Copy the items word for word, starting at the very first line and stopping after the line that contains "- study-label: Li JY,2014: [369, 63, 397, 69]".

-- START OF Material for this exercise --

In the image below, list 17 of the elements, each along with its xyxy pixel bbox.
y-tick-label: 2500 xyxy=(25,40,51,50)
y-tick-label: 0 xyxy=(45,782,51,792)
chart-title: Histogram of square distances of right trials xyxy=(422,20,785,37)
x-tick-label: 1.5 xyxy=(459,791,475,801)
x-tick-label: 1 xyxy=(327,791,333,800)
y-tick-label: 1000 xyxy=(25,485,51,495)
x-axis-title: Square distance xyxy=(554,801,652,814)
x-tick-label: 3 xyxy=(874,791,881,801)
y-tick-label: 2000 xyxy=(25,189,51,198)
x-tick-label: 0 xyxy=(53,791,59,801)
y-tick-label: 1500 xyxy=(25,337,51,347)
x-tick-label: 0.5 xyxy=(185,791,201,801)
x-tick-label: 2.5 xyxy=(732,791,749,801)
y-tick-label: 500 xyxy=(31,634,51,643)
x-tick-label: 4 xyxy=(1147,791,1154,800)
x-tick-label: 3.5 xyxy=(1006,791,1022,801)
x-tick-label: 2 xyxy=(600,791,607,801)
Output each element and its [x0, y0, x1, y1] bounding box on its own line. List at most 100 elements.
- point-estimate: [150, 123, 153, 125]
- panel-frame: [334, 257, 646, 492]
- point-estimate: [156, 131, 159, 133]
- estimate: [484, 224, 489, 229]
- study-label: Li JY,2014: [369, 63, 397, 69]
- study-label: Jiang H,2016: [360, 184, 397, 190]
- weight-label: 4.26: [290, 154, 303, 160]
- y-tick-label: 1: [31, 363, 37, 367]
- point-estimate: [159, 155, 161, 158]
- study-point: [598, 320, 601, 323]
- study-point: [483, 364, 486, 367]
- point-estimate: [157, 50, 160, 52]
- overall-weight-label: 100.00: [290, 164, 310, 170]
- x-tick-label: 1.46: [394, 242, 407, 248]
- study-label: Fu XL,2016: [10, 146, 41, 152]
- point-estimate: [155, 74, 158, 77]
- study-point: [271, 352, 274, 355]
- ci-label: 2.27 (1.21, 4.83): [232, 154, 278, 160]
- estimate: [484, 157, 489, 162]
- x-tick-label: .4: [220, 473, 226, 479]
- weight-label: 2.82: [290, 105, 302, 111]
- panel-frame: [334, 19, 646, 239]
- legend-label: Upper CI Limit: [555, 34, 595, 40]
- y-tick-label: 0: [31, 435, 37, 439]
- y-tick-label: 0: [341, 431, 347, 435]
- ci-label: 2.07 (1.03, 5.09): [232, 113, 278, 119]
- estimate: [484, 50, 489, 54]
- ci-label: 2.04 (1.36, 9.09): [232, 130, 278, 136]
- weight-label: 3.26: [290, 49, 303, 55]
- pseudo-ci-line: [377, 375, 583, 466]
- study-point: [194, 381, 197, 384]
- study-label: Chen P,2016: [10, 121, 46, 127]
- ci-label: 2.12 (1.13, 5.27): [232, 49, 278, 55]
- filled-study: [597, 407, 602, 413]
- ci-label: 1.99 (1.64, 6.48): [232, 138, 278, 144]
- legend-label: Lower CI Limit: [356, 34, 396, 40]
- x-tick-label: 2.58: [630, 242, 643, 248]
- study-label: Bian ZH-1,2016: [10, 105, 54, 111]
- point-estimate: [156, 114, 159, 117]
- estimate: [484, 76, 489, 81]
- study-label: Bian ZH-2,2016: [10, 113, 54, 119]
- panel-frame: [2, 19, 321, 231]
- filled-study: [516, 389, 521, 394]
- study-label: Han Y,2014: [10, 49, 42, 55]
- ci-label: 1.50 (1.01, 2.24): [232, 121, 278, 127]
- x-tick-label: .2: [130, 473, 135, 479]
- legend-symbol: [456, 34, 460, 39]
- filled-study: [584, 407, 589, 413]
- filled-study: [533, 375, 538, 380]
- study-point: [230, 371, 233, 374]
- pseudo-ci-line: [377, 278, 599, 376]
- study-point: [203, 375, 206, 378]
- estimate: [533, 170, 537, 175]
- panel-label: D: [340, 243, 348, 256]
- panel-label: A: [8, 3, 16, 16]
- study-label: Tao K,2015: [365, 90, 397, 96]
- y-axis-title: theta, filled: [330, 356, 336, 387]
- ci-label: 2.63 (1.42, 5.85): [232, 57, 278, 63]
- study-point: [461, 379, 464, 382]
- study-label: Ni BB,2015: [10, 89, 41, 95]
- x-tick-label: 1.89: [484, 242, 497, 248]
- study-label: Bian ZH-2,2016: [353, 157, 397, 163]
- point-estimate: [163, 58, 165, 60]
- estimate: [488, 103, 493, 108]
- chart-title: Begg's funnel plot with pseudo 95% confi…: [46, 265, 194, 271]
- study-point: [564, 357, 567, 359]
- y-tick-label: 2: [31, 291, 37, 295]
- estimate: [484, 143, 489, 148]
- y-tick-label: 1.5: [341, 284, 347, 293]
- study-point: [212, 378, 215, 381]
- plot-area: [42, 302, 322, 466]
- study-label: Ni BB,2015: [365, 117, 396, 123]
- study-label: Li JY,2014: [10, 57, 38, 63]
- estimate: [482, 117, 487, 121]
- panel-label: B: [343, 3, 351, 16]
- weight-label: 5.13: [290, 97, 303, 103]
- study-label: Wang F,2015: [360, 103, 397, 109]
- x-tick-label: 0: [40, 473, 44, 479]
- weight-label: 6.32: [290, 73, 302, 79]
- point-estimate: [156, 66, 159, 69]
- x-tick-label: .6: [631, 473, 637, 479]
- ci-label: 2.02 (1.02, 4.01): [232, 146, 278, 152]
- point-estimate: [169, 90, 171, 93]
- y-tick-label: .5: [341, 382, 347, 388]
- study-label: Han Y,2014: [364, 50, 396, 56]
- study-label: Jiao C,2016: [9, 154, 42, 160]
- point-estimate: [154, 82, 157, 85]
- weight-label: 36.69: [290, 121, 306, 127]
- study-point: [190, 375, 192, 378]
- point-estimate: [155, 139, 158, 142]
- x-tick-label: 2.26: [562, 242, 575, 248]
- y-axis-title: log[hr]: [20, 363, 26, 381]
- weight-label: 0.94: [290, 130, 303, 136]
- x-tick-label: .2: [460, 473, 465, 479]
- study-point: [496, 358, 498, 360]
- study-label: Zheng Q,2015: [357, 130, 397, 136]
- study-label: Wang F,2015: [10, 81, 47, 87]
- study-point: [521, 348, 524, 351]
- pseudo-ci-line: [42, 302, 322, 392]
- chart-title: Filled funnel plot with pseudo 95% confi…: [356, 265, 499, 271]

-- END OF Material for this exercise --

> Reply to the exercise:
In the image below, list 17 of the elements, each along with its xyxy pixel bbox.
y-tick-label: 2500 xyxy=(25,40,51,50)
y-tick-label: 0 xyxy=(45,782,51,792)
chart-title: Histogram of square distances of right trials xyxy=(422,20,785,37)
x-tick-label: 1.5 xyxy=(459,791,475,801)
x-tick-label: 1 xyxy=(327,791,333,800)
y-tick-label: 1000 xyxy=(25,485,51,495)
x-axis-title: Square distance xyxy=(554,801,652,814)
x-tick-label: 3 xyxy=(874,791,881,801)
y-tick-label: 2000 xyxy=(25,189,51,198)
x-tick-label: 0 xyxy=(53,791,59,801)
y-tick-label: 1500 xyxy=(25,337,51,347)
x-tick-label: 0.5 xyxy=(185,791,201,801)
x-tick-label: 2.5 xyxy=(732,791,749,801)
y-tick-label: 500 xyxy=(31,634,51,643)
x-tick-label: 4 xyxy=(1147,791,1154,800)
x-tick-label: 3.5 xyxy=(1006,791,1022,801)
x-tick-label: 2 xyxy=(600,791,607,801)
Output each element and its [x0, y0, x1, y1] bounding box on its own line. List at most 100 elements.
- point-estimate: [150, 123, 153, 125]
- panel-frame: [334, 257, 646, 492]
- point-estimate: [156, 131, 159, 133]
- estimate: [484, 224, 489, 229]
- study-label: Li JY,2014: [369, 63, 397, 69]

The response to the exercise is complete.